■ **Given exercise**
Give all of the lines again exactly as they read.

Stored data:

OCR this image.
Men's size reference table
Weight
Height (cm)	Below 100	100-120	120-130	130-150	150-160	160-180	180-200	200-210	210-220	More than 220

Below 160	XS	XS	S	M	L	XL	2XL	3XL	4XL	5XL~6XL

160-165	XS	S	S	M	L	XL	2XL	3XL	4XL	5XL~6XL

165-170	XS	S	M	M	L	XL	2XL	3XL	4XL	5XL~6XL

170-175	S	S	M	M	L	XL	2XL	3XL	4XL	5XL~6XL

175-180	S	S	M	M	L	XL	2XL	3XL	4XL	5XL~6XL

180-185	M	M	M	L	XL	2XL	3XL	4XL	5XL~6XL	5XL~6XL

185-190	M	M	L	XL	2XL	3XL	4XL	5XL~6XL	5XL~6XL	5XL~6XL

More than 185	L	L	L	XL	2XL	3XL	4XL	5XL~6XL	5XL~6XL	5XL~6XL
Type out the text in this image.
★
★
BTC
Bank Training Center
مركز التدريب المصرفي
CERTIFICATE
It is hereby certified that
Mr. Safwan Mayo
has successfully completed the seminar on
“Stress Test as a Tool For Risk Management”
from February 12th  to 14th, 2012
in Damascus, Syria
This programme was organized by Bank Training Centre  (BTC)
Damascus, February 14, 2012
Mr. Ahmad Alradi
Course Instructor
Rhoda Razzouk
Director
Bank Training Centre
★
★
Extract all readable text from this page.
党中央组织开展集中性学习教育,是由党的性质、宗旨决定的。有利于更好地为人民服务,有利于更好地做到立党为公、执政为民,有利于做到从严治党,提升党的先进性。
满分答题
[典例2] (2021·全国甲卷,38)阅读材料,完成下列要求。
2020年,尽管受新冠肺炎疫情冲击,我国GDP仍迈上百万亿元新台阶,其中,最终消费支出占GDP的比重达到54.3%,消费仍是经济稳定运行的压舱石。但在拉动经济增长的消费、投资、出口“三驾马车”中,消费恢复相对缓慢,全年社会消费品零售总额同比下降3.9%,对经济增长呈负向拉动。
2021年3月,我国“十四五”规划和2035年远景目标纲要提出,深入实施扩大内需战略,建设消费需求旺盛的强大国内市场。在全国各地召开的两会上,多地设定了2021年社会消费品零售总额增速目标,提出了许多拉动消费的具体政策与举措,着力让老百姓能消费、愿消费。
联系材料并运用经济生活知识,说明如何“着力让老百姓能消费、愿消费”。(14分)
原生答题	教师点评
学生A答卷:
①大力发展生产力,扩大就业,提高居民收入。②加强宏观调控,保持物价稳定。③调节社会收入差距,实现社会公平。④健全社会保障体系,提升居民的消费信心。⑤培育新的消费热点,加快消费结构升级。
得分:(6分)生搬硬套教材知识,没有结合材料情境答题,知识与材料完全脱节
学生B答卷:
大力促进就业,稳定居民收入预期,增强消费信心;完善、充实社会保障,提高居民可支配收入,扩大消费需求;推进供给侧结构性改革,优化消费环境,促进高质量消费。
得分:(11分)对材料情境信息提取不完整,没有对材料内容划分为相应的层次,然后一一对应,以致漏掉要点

■ **Answer to this task**
OCR this image.
Men's size reference table
Weight
Height (cm)	Below 100	100-120	120-130	130-150	150-160	160-180	180-200	200-210	210-220	More than 220

Below 160	XS	XS	S	M	L	XL	2XL	3XL	4XL	5XL~6XL

160-165	XS	S	S	M	L	XL	2XL	3XL	4XL	5XL~6XL

165-170	XS	S	M	M	L	XL	2XL	3XL	4XL	5XL~6XL

170-175	S	S	M	M	L	XL	2XL	3XL	4XL	5XL~6XL

175-180	S	S	M	M	L	XL	2XL	3XL	4XL	5XL~6XL

180-185	M	M	M	L	XL	2XL	3XL	4XL	5XL~6XL	5XL~6XL

185-190	M	M	L	XL	2XL	3XL	4XL	5XL~6XL	5XL~6XL	5XL~6XL

More than 185	L	L	L	XL	2XL	3XL	4XL	5XL~6XL	5XL~6XL	5XL~6XL
Type out the text in this image.
★
★
BTC
Bank Training Center
مركز التدريب المصرفي
CERTIFICATE
It is hereby certified that
Mr. Safwan Mayo
has successfully completed the seminar on
“Stress Test as a Tool For Risk Management”
from February 12th  to 14th, 2012
in Damascus, Syria
This programme was organized by Bank Training Centre  (BTC)
Damascus, February 14, 2012
Mr. Ahmad Alradi
Course Instructor
Rhoda Razzouk
Director
Bank Training Centre
★
★
Extract all readable text from this page.
党中央组织开展集中性学习教育,是由党的性质、宗旨决定的。有利于更好地为人民服务,有利于更好地做到立党为公、执政为民,有利于做到从严治党,提升党的先进性。
满分答题
[典例2] (2021·全国甲卷,38)阅读材料,完成下列要求。
2020年,尽管受新冠肺炎疫情冲击,我国GDP仍迈上百万亿元新台阶,其中,最终消费支出占GDP的比重达到54.3%,消费仍是经济稳定运行的压舱石。但在拉动经济增长的消费、投资、出口“三驾马车”中,消费恢复相对缓慢,全年社会消费品零售总额同比下降3.9%,对经济增长呈负向拉动。
2021年3月,我国“十四五”规划和2035年远景目标纲要提出,深入实施扩大内需战略,建设消费需求旺盛的强大国内市场。在全国各地召开的两会上,多地设定了2021年社会消费品零售总额增速目标,提出了许多拉动消费的具体政策与举措,着力让老百姓能消费、愿消费。
联系材料并运用经济生活知识,说明如何“着力让老百姓能消费、愿消费”。(14分)
原生答题	教师点评
学生A答卷:
①大力发展生产力,扩大就业,提高居民收入。②加强宏观调控,保持物价稳定。③调节社会收入差距,实现社会公平。④健全社会保障体系,提升居民的消费信心。⑤培育新的消费热点,加快消费结构升级。
得分:(6分)生搬硬套教材知识,没有结合材料情境答题,知识与材料完全脱节
学生B答卷:
大力促进就业,稳定居民收入预期,增强消费信心;完善、充实社会保障,提高居民可支配收入,扩大消费需求;推进供给侧结构性改革,优化消费环境,促进高质量消费。
得分:(11分)对材料情境信息提取不完整,没有对材料内容划分为相应的层次,然后一一对应,以致漏掉要点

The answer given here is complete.